▶ [Direction 1]:
Please answer these from the signage easement text, one line each:
(a) In what year did the Robinsons register title to their undivided property under the Torrens Act?
(b) On what date was the Hersh Parcel conveyed to Hersh?
(c) What is McDonald's using the paved easement area as?
▶ [Direction 2]: Pick up the signage easement text after its last sentence and carry it on.

--- START OF Text excerpt ---

McDonald's is the fee owner of a Torrens parcel of real property (McDonald's Parcel) located at 407 15th Avenue Southeast in Minneapolis, Minnesota. Choate operates a McDonald's restaurant on this parcel. Hersh is the fee owner of a Torrens parcel of real property (Hersh Parcel) located at 1412 5th Avenue Southeast, which is adjacent to the McDonald's Parcel. The certificates of title for both the McDonald's Parcel and the Hersh Parcel expressly recite the existence of an ingress and egress and signage easement. The disputed easement was created by an August 1, 1950 conveyance.
Prior to 1950, Arthur and Doris Robinson owned both the Hersh Parcel and the McDonald's Parcel in fee simple. In 1925, the Robinsons registered title to their undivided property under the Torrens Act. In 1944, the Robinsons divided their property into two parcels and registered them separately, but retained ownership of both until 1950. Since 1950, the Hersh Parcel has been sold three times while the McDonald's Parcel has been sold once.
The Hersh Parcel was first sold on August 1, 1950, when the Robinsons conveyed it by warranty deed to a corporation. In the deed, the Robinsons granted the new corporate owners an easement over the remaining parcel, what is now known as the McDonald's Parcel. The deed provided for, among other things, the following easement (hereinafter referred to as the signage easement):
for ingress and egress * * * over the Northeasterly 15 feet of the southwesterly 65 feet of Lot One (1), said Block O, and together with the right to maintain a sign upon the 15 foot easement strip last referred to at the point where it connects with Fifteenth Avenue Southeast.
After the deed to the Hersh Parcel was recorded, the Hennepin County Registrar of Titles issued a residue certificate of title to the Robinsons for the remaining property, the McDonald's Parcel. The Robinsons' residue certificate of title contained a recital that the McDonald's Parcel was subject to, among other things, the signage easement.
The second conveyance of the Hersh Parcel occurred over a decade later, on March 18, 1964, when the parcel was conveyed by warranty deed to a new owner. The final conveyance of the Hersh Parcel occurred on June 27, 1995, when the parcel was conveyed to Hersh by warranty deed. The legal description of the Hersh Parcel in each of these conveyances expressly provided that title to the parcel is benefited by the signage easement.
The only sale of the McDonald's Parcel occurred on November 5, 1984, when McDonald's acquired a fee simple interest in its parcel under a personal representative's deed from the estate of Doris Robinson. The certificate of title issued to McDonald's as a result of this transfer expressly provided that title to the McDonald's Parcel is burdened by the signage easement.
In the fall of 1995, Hersh informed McDonald's and Choate that it intended to place a sign advertising liquor within the area of its claimed signage easement. The area encompassing the easement has since been paved and McDonald's is using it as a parking lot. McDonald's and Choate responded by challenging the validity of the easement and stating that they would oppose any attempted exercise of the easement.
Hersh then brought a declaratory judgment action in Hennepin County District Court to determine the validity of the signage easement. As an affirmative defense to Hersh's action, McDonald's and Choate asserted that the MTA extinguished Hersh's claim. McDonald's argued that the easement was extinguished because, following the grant of the easement by the Robinsons in the 1950 warranty deed, neither Hersh nor its predecessors in title filed a sworn notice as required by the MTA. More particularly, McDonald's pointed to the fact that neither Hersh nor its predecessors in title filed, within 40 years of the creation of the easement, a sworn notice with the county recorder or registrar of titles setting forth the name of the claimant, a description of the real estate affected, and the instrument on which the claim is founded. Because no such notice was filed, McDonald's asserts that under the MTA the easement was presumed abandoned and, therefore, extinguished. McDonald's also argued that because there was no evidence that the easement had ever been used, the easement was also extinguished by common law abandonment.

--- END OF Text excerpt ---
--- START OF Record set ---

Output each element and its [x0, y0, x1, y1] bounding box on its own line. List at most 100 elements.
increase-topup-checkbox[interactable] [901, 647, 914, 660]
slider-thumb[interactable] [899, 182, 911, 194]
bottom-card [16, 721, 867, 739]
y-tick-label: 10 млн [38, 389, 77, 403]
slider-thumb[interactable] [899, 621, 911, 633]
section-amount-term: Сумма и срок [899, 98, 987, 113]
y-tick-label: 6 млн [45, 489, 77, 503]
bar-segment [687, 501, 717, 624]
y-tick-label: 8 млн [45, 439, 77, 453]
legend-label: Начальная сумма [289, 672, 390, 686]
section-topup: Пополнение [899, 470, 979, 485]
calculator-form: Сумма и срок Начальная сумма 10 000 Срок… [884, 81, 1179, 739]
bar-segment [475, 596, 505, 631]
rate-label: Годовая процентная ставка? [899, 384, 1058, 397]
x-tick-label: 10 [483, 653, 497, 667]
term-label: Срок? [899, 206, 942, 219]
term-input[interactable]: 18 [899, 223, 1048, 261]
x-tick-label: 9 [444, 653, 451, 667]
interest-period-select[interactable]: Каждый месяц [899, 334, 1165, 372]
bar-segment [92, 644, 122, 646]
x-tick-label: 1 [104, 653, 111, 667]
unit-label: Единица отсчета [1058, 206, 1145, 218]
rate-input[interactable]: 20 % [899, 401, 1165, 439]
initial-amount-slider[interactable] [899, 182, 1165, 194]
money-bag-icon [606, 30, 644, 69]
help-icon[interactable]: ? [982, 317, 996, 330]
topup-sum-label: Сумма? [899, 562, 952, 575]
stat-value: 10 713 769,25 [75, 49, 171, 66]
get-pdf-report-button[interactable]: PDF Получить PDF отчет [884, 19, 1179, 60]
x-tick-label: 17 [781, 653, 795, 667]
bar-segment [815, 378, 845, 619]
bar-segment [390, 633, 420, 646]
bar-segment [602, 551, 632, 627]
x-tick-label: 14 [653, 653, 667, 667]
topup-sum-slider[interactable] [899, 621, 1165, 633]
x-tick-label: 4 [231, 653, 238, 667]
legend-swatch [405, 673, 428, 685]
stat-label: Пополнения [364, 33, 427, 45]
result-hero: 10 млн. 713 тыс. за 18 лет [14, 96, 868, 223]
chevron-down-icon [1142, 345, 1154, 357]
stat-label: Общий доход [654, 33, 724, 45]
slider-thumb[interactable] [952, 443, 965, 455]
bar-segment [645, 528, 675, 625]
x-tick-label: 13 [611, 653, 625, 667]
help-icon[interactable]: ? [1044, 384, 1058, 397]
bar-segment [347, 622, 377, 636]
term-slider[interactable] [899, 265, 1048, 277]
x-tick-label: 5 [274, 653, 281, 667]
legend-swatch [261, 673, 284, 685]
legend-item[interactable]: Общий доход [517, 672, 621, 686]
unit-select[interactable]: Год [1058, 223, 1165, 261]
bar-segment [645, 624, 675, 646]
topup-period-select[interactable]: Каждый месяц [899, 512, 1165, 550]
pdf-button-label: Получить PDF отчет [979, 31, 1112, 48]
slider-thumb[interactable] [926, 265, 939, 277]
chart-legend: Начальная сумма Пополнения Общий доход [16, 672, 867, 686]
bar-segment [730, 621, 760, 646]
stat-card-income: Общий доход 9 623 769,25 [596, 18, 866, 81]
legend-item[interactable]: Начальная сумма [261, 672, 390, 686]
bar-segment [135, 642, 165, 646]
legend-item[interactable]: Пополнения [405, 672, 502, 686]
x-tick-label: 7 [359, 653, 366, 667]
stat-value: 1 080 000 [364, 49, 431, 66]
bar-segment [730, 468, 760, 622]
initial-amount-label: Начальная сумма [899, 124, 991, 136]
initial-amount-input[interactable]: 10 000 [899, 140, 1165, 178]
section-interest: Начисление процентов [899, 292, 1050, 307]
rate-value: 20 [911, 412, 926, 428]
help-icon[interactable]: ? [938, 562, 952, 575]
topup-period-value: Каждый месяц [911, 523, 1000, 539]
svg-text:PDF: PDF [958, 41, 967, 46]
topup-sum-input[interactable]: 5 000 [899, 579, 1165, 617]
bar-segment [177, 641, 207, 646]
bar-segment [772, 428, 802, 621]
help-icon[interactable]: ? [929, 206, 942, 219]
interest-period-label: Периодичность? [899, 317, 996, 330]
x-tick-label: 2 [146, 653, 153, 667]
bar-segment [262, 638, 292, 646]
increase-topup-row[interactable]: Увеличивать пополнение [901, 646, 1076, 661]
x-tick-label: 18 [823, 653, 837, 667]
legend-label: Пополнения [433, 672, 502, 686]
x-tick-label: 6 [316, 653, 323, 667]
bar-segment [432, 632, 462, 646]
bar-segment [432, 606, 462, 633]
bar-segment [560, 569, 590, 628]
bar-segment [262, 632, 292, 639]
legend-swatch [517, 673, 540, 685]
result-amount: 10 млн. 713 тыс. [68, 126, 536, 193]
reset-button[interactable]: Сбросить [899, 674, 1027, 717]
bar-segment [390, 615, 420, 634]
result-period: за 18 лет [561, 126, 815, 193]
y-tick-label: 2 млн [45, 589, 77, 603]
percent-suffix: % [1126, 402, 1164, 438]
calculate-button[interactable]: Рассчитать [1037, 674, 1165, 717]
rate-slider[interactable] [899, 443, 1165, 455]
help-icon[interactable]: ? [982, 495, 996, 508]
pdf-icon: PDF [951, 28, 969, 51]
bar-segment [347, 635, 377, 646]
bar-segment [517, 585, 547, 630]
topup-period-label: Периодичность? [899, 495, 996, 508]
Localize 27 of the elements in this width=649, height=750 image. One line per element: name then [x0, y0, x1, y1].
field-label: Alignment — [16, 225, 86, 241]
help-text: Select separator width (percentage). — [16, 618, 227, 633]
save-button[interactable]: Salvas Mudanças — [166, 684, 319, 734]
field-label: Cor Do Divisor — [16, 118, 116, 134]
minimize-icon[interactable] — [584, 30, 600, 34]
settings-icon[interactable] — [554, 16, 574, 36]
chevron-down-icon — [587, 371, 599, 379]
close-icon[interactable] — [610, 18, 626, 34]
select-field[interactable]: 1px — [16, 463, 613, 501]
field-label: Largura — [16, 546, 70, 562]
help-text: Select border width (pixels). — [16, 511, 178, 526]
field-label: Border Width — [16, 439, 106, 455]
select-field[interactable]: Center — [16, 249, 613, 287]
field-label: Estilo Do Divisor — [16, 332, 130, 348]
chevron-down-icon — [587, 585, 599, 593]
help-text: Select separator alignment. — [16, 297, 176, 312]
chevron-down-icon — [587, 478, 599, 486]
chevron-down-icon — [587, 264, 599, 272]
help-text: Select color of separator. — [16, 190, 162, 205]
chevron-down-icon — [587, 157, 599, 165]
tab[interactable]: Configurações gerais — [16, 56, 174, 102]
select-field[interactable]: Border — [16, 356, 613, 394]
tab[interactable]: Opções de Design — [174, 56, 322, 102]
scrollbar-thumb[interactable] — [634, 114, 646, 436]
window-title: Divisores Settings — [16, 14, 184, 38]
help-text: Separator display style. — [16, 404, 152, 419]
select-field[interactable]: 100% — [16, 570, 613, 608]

--- END OF Record set ---

▶ [Exercise answer 1]:
(a) 1925
(b) June 27, 1995
(c) A parking lot

▶ [Exercise answer 2]:
Hersh did not dispute that it failed to comply with the explicit notice requirements of the MTA. Rather, Hersh argued that the MTA notice requirements were constructively satisfied because the recital of the signage easement was contained in the conveyance of the McDonald's Parcel in 1984 and the conveyances of the Hersh Parcel in 1964 and 1995. Hersh claimed that under the Torrens system, the certificates of title conclusively showed that the easement existed and was, therefore, valid.
On cross-motions for summary judgment, the district court granted summary judgment in favor of McDonald's and Choate on the grounds that Hersh abandoned its interest in the signage easement as evidenced by its failure to record its interest in the property within 40 years of the date the easement was created. The court first determined that the MTA was applicable to Torrens property and that, while a certificate of title is conclusive evidence of everything contained in it, when the source of the title has been of record at least 40 years, a sworn notice has to be filed with the registrar of titles. The court found that the source of the easement was the August 1, 1950 Robinson conveyance, which had been of record at least 40 years. In addition, the court determined that the presumption of abandonment was present because Hersh failed to record any notice of its interest in the property within 40 years from the date the easement was created. The court then found that there was no indication that Hersh was in possession of the signage easement because the record was devoid of evidence that any sign had ever been placed on the easement by Hersh or any prior owner. Based on these findings, the court concluded that under the provisions of the MTA the easement was presumed abandoned and, therefore, terminated. The court did not address the issue of common law abandonment on the grounds that the MTA was dispositive of the issue.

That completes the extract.